▶ WORK TO COMPLETE:
Only a number is wanted. Count the lines holding the string "xlabel".

— begin INPUT MATERIAL —

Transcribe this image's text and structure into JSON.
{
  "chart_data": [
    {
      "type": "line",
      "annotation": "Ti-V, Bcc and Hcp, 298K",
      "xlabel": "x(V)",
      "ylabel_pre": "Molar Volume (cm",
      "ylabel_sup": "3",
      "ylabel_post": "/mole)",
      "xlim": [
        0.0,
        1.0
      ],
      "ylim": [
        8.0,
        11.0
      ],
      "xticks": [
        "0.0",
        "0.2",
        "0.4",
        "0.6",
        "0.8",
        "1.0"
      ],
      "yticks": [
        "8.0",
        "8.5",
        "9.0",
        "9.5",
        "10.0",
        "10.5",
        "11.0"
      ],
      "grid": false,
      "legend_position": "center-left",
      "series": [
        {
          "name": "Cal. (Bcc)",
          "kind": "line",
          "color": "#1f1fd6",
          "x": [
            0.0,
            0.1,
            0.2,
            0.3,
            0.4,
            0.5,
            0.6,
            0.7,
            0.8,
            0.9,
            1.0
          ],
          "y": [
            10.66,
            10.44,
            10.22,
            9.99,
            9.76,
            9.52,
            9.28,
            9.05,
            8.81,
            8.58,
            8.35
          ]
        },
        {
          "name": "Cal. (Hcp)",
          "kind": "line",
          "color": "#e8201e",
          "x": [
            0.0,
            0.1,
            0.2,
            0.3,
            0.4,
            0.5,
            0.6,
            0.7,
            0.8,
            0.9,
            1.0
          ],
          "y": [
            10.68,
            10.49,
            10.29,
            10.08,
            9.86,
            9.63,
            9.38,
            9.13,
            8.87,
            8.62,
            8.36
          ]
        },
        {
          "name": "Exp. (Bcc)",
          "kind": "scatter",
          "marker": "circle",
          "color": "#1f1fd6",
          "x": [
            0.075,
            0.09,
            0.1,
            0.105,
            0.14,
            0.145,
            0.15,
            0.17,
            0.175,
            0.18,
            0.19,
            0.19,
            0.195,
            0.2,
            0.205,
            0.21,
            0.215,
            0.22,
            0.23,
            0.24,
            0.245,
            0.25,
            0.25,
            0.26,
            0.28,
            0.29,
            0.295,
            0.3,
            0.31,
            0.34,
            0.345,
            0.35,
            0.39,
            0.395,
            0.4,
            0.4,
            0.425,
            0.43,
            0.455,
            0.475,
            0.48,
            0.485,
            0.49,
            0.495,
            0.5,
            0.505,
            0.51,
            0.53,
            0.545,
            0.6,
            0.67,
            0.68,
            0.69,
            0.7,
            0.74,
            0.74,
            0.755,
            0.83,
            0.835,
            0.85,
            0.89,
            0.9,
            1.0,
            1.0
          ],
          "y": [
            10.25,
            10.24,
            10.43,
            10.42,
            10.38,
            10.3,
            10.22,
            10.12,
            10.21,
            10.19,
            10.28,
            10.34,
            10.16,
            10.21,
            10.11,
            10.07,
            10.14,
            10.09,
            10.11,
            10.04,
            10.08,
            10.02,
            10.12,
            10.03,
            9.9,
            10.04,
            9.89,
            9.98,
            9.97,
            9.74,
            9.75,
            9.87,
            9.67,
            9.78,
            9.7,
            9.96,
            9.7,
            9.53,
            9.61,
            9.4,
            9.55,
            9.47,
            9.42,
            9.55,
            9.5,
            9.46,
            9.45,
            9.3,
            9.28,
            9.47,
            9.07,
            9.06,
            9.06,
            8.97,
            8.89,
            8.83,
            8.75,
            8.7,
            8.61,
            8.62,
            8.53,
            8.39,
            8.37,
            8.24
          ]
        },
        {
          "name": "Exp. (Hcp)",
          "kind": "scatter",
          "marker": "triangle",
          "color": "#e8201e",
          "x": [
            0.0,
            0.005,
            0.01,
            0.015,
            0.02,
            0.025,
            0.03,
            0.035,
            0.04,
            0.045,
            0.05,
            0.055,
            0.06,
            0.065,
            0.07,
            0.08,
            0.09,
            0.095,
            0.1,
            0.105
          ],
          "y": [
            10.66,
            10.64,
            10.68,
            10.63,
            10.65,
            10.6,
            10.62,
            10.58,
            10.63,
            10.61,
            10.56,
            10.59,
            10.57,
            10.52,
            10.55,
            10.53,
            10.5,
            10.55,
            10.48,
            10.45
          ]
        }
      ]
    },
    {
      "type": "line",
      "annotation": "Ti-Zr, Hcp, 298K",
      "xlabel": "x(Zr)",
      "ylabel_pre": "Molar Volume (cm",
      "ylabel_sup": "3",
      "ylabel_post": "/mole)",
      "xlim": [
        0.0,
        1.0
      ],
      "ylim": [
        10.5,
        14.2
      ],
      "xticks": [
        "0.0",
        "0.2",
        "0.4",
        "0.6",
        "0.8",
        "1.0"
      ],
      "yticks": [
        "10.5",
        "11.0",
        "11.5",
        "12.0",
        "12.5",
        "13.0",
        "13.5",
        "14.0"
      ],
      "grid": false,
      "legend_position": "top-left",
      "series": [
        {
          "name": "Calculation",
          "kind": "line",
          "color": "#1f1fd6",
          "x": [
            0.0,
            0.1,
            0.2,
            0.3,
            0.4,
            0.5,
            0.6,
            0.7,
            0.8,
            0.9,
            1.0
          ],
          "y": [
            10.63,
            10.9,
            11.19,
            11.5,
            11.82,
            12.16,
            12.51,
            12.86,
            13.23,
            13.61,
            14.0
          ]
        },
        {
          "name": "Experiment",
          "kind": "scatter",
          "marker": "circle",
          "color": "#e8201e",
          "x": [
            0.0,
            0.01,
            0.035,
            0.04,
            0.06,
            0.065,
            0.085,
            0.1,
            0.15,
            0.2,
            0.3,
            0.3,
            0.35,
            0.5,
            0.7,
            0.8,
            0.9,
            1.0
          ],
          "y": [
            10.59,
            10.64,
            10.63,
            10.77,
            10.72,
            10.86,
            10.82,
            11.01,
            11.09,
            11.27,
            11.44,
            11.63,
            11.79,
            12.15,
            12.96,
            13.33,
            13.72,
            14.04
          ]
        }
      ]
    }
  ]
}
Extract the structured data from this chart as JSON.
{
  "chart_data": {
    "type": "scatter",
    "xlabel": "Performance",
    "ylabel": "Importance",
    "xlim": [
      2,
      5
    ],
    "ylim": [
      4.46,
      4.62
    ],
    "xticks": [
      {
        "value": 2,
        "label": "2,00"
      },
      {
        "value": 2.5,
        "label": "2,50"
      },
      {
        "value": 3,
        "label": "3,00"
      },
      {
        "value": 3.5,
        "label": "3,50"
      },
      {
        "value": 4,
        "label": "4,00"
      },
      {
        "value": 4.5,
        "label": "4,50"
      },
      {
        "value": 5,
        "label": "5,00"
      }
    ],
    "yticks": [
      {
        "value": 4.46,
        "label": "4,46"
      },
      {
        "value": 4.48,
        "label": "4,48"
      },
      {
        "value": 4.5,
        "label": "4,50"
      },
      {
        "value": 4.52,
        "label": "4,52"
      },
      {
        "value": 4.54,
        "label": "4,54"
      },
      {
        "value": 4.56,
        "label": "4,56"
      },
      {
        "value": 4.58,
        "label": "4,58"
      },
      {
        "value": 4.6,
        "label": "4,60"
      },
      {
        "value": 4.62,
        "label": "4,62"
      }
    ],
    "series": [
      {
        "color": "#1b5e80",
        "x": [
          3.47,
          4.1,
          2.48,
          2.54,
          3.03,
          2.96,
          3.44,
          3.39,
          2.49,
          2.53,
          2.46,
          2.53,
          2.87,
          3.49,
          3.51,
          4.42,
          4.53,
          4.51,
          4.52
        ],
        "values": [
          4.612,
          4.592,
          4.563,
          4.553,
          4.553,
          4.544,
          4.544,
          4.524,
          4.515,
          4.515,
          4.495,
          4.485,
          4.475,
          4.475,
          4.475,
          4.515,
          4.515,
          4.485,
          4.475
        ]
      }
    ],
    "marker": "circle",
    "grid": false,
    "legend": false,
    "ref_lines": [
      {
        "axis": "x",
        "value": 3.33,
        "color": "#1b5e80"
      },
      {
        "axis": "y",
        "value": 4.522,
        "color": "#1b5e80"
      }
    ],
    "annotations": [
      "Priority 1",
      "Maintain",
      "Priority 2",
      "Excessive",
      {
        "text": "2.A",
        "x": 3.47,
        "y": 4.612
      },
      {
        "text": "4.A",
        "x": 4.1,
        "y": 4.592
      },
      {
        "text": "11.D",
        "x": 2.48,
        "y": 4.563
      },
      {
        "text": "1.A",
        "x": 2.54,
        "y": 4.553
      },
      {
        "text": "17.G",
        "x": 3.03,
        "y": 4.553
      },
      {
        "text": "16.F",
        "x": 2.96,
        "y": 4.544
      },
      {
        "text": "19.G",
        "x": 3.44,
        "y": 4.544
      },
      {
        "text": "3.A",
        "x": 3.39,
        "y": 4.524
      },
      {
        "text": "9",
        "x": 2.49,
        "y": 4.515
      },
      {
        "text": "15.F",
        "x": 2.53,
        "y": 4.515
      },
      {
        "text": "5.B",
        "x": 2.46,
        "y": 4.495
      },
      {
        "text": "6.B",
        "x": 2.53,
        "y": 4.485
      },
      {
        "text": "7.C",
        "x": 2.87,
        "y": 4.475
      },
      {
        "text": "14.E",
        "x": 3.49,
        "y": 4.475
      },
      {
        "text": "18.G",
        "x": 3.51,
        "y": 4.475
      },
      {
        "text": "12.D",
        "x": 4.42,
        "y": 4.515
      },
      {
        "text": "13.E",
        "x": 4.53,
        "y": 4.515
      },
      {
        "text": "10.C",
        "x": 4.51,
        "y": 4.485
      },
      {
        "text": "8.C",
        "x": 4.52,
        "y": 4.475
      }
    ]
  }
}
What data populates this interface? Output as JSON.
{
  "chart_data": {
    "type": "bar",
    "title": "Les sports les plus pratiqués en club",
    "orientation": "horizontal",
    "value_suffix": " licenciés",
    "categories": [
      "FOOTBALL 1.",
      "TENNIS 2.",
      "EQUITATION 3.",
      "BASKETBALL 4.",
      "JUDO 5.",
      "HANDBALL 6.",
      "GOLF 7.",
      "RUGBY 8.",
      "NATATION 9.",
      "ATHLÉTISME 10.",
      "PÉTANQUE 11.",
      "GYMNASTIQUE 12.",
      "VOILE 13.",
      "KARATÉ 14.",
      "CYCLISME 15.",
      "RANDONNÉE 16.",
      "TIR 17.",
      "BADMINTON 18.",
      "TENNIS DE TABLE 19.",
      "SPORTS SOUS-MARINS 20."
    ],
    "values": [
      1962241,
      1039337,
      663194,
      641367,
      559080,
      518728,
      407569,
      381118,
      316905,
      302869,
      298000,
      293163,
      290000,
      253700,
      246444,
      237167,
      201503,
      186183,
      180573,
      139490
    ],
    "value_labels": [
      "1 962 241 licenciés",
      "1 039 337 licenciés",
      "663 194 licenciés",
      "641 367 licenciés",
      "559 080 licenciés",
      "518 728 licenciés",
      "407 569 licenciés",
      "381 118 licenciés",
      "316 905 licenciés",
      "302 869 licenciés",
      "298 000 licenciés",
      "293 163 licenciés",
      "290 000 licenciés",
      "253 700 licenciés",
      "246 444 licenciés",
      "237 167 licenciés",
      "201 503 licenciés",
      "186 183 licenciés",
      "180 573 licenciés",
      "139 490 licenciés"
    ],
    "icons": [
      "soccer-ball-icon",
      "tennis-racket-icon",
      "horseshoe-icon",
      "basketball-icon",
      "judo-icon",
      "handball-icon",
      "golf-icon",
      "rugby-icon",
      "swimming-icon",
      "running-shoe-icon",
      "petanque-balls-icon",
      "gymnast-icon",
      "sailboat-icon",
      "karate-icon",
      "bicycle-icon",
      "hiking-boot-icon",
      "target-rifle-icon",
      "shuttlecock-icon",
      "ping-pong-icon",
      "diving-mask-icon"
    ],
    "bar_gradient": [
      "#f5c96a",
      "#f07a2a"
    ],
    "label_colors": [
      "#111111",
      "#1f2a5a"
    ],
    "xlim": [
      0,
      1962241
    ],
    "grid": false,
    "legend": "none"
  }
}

— end INPUT MATERIAL —

▶ RESULT:
3